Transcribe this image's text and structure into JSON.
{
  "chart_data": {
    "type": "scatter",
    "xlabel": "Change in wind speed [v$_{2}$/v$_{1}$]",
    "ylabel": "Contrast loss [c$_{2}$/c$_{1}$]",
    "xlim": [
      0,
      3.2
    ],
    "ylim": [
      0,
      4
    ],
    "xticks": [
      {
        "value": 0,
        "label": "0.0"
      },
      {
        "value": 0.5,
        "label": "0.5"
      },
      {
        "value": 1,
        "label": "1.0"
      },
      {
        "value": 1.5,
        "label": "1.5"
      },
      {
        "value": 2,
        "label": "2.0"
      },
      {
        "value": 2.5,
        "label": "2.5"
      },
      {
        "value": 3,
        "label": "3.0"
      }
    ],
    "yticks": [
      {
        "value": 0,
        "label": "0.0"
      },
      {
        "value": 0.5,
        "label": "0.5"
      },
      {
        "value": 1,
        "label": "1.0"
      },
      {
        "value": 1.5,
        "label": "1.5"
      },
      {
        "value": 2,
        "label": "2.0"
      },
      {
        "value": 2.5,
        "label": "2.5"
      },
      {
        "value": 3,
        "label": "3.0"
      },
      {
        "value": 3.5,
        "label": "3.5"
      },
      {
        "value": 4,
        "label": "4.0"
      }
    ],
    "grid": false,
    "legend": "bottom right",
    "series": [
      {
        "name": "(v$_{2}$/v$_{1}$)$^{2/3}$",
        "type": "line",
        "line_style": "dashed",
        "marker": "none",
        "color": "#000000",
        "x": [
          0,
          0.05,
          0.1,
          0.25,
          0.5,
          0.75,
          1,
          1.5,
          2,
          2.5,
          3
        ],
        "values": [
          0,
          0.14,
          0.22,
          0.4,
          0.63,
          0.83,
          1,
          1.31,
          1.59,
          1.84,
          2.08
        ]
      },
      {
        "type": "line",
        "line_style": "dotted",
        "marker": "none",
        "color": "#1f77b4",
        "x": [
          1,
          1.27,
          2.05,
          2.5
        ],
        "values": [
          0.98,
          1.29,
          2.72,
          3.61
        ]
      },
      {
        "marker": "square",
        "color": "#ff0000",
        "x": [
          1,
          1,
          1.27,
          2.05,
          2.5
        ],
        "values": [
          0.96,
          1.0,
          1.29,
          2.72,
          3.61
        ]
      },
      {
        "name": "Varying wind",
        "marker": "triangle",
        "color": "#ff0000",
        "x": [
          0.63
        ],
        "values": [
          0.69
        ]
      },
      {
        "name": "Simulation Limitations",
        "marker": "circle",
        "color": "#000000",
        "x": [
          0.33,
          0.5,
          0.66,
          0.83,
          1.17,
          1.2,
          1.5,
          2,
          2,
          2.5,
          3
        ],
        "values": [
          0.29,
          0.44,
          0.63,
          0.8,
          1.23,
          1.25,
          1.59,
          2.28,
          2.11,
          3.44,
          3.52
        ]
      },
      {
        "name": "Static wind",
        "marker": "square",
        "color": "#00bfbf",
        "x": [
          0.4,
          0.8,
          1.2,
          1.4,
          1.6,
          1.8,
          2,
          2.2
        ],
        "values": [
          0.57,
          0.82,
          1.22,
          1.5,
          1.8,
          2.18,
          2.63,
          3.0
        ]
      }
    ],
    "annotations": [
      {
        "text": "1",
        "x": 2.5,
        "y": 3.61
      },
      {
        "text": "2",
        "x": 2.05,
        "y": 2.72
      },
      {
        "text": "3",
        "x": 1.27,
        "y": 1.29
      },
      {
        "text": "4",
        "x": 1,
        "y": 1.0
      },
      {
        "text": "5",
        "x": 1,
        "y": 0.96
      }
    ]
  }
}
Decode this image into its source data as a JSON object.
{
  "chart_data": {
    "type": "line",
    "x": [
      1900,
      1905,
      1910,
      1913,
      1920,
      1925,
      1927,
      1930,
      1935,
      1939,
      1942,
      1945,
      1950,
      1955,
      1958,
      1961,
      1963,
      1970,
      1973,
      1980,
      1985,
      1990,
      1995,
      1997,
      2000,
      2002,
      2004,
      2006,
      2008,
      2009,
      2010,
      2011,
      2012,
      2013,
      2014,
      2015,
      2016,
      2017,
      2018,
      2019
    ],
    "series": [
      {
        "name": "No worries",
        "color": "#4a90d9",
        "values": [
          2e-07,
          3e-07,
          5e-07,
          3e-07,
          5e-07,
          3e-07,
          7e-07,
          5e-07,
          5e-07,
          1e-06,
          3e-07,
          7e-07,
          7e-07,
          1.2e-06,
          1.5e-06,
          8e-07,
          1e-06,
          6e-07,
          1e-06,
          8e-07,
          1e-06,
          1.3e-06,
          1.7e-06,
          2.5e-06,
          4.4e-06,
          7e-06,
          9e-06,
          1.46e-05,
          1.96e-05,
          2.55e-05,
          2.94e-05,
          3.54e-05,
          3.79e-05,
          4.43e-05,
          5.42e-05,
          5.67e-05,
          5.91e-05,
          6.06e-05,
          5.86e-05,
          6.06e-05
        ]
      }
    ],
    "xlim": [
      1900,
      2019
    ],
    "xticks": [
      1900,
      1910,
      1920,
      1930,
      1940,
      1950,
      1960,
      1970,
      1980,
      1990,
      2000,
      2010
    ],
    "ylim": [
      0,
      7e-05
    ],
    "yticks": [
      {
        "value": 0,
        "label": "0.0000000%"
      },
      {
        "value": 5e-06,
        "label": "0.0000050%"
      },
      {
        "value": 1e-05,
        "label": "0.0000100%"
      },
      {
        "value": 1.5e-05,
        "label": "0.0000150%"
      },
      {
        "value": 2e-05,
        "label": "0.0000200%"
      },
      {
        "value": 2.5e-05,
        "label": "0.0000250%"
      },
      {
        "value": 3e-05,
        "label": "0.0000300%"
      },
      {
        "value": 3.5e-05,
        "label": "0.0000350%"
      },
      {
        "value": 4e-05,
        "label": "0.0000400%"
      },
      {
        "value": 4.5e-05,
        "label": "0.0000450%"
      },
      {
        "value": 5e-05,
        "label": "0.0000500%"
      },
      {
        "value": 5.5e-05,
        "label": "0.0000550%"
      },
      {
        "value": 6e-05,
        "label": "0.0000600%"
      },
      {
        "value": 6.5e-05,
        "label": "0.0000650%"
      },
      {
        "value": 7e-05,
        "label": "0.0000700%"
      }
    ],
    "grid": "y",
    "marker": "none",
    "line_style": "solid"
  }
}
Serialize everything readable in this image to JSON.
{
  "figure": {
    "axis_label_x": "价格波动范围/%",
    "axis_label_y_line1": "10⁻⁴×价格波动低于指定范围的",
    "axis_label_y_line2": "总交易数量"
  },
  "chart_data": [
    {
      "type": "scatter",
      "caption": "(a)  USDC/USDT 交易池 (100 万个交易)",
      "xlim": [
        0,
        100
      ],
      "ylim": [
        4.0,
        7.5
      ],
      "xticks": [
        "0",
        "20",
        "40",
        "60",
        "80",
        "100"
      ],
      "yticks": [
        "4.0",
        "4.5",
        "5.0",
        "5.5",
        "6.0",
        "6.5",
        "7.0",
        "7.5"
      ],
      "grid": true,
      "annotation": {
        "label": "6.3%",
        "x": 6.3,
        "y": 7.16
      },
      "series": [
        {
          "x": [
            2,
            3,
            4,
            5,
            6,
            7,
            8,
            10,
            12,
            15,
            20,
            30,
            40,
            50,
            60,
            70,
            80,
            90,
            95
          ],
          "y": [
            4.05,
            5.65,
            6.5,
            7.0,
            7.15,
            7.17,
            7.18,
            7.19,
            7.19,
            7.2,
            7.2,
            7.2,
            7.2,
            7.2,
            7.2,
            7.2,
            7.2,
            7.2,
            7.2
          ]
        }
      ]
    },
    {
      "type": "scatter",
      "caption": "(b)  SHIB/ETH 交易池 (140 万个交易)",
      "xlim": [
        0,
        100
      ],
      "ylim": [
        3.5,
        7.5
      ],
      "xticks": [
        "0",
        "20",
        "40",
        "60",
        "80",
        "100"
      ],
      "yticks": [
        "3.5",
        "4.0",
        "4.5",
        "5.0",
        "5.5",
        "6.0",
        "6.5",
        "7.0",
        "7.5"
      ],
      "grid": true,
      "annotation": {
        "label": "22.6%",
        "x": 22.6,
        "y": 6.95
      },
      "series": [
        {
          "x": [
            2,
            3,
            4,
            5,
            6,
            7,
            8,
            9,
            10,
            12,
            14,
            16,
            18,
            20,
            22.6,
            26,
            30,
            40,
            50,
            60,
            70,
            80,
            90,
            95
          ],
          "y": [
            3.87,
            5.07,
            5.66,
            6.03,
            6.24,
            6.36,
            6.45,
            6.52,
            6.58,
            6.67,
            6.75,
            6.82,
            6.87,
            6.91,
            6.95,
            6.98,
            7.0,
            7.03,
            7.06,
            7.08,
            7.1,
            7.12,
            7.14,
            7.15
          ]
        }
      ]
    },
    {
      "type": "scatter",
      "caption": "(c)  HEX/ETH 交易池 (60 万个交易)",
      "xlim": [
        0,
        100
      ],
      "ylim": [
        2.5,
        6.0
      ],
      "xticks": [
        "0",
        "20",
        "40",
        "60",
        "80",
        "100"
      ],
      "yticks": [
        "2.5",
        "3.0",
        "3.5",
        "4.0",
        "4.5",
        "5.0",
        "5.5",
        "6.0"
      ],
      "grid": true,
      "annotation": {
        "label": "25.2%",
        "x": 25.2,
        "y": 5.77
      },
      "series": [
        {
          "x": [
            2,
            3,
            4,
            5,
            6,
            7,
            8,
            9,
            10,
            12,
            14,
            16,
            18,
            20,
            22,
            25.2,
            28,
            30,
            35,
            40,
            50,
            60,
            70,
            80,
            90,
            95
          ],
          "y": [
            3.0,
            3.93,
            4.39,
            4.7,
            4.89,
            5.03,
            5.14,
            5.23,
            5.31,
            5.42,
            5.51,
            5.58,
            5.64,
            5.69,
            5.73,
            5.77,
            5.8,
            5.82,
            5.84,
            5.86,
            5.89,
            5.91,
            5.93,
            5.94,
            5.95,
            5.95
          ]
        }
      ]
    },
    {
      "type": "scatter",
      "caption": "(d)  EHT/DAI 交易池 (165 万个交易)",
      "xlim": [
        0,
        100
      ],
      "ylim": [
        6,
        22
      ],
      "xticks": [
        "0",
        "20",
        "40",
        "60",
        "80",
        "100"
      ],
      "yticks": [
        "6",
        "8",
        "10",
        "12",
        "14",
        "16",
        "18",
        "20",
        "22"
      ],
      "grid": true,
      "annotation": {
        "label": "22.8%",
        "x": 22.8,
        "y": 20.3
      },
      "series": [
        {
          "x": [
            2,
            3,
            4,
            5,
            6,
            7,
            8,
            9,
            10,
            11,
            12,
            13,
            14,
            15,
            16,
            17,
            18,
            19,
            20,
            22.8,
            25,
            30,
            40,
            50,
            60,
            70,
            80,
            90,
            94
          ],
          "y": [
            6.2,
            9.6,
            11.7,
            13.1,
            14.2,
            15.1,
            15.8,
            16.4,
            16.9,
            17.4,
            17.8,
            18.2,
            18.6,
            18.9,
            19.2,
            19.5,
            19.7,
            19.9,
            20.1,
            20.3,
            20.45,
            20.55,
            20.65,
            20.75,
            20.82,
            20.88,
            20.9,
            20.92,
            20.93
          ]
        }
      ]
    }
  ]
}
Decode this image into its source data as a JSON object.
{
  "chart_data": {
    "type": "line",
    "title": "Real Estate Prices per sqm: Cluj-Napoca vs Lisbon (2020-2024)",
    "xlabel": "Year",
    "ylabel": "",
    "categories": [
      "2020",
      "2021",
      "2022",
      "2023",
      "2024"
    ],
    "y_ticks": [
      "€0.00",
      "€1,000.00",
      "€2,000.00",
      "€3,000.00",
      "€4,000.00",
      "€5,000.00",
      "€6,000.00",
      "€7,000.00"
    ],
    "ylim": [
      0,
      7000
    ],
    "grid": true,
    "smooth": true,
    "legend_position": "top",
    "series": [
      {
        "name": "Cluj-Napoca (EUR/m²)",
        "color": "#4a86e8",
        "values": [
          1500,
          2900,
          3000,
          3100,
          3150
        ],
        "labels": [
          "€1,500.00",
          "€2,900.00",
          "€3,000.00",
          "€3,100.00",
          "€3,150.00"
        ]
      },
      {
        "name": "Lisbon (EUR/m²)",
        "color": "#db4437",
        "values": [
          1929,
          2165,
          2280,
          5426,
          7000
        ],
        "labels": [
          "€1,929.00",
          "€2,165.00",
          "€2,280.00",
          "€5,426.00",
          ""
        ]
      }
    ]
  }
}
==*==
_Written problem_. Count how many lines of the material hold the string "Cluj". Give the number and nothing more.

_Solution to the exercise_. 2